Copy everything from the start of the entries down to the line containing "calendar-cell: 5 Sunrise: 7:07", changing "bounding boxes" to "coordinates" and keeping the rest the same.

Recorded data
····················
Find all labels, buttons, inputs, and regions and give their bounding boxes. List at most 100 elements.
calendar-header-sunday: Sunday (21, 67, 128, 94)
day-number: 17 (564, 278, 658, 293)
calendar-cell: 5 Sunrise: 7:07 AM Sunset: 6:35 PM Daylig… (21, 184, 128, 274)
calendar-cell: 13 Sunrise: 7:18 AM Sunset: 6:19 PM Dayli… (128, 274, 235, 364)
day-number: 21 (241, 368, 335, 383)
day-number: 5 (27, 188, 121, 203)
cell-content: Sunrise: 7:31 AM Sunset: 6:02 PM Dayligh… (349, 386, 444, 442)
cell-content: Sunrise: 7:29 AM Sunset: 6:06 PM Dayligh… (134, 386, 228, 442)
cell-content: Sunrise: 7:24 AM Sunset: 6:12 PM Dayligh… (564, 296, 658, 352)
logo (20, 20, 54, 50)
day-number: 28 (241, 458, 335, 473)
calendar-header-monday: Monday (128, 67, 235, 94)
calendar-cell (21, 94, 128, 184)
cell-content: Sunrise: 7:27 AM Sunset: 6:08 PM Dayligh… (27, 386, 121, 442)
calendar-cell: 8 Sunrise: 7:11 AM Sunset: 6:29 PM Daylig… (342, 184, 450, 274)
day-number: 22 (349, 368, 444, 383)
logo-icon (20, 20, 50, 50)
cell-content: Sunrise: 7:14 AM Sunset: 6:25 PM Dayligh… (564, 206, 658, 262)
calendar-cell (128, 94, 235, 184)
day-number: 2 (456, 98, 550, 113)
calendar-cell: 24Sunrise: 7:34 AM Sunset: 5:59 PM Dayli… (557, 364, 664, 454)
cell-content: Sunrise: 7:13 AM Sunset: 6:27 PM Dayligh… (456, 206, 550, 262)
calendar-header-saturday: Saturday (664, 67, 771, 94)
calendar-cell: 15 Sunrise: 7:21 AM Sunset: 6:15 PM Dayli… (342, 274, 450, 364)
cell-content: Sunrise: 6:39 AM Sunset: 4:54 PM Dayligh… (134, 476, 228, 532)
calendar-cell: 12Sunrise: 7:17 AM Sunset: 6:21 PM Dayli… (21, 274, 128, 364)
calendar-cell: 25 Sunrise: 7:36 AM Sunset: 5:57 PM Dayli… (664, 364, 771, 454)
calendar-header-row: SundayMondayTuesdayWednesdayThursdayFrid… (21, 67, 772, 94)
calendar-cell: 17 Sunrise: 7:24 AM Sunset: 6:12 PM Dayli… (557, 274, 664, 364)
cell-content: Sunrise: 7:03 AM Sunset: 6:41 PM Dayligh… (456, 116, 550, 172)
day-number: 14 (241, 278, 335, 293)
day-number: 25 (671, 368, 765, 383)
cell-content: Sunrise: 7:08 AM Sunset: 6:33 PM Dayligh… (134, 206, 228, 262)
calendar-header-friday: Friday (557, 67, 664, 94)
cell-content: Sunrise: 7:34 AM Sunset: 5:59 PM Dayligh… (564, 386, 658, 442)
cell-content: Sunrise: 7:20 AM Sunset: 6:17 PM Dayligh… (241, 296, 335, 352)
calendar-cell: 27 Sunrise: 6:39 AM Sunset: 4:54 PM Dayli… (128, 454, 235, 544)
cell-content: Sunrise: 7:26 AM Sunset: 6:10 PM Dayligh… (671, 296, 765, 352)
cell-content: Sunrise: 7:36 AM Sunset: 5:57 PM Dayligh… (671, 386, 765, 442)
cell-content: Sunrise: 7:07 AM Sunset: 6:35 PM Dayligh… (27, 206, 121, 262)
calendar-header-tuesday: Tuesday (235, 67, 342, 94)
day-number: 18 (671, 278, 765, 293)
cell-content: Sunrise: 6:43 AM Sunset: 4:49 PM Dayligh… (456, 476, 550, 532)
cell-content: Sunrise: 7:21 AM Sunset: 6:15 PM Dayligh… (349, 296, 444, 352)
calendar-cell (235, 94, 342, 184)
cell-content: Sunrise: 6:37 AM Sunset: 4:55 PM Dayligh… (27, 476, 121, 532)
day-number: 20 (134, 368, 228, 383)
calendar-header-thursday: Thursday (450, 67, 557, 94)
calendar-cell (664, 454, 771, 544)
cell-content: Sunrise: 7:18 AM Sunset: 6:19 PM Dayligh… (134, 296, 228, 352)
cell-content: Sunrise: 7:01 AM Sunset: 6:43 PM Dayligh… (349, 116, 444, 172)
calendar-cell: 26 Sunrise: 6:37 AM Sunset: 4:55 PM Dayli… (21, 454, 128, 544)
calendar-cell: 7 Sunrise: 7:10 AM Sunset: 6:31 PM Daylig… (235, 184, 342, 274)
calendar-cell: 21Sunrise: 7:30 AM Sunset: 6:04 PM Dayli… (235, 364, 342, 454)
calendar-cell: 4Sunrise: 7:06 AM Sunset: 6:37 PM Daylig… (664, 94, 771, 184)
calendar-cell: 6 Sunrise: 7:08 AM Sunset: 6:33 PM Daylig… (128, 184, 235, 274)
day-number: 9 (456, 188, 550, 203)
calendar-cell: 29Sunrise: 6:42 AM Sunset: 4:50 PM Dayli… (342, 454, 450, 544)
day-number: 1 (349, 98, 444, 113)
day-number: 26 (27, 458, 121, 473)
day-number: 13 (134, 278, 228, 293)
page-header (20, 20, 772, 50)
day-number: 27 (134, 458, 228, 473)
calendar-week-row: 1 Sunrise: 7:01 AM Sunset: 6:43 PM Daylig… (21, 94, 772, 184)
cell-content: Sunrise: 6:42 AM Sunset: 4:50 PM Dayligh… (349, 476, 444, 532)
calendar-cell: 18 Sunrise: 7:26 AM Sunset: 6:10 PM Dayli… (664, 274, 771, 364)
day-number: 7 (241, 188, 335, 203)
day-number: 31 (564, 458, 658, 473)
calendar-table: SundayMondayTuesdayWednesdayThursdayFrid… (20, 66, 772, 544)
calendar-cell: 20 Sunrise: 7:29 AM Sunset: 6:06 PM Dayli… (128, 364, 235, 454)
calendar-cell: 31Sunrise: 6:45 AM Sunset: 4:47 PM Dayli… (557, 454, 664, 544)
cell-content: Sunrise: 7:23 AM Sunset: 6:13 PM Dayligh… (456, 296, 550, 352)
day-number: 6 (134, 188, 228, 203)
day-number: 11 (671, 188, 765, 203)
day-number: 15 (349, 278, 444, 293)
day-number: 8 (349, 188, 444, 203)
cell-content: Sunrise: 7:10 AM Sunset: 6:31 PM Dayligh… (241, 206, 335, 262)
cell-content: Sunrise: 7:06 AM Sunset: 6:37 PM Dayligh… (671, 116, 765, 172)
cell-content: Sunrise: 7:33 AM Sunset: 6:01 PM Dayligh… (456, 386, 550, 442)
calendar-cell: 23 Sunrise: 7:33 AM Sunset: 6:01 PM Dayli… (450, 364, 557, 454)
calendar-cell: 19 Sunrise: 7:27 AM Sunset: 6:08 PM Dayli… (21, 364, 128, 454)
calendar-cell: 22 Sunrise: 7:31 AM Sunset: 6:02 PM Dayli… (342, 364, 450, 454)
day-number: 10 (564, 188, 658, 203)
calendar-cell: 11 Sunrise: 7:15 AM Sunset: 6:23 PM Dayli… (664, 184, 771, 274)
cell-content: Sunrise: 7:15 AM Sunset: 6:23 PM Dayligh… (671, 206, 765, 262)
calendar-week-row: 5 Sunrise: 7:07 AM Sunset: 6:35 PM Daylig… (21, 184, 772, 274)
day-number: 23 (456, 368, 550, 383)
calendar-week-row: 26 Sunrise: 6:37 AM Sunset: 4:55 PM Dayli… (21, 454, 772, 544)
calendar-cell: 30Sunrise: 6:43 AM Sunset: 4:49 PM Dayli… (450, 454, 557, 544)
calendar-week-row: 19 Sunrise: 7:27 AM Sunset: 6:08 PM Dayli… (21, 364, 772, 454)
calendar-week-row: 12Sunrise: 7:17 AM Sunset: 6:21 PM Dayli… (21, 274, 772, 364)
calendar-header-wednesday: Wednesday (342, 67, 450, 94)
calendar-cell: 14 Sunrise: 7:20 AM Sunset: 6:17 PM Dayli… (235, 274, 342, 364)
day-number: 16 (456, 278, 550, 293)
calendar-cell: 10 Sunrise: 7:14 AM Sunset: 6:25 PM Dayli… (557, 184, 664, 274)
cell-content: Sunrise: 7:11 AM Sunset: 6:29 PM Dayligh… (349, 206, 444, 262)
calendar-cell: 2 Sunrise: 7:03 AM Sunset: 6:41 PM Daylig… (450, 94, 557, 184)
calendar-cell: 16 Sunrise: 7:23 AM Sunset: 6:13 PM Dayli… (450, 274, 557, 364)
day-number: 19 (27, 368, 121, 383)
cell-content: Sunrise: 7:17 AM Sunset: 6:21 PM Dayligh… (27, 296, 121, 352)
····················
Exercise solution
Find all labels, buttons, inputs, and regions and give their coordinates. List at most 100 elements.
calendar-header-sunday: Sunday (21, 67, 128, 94)
day-number: 17 (564, 278, 658, 293)
calendar-cell: 5 Sunrise: 7:07 AM Sunset: 6:35 PM Daylig… (21, 184, 128, 274)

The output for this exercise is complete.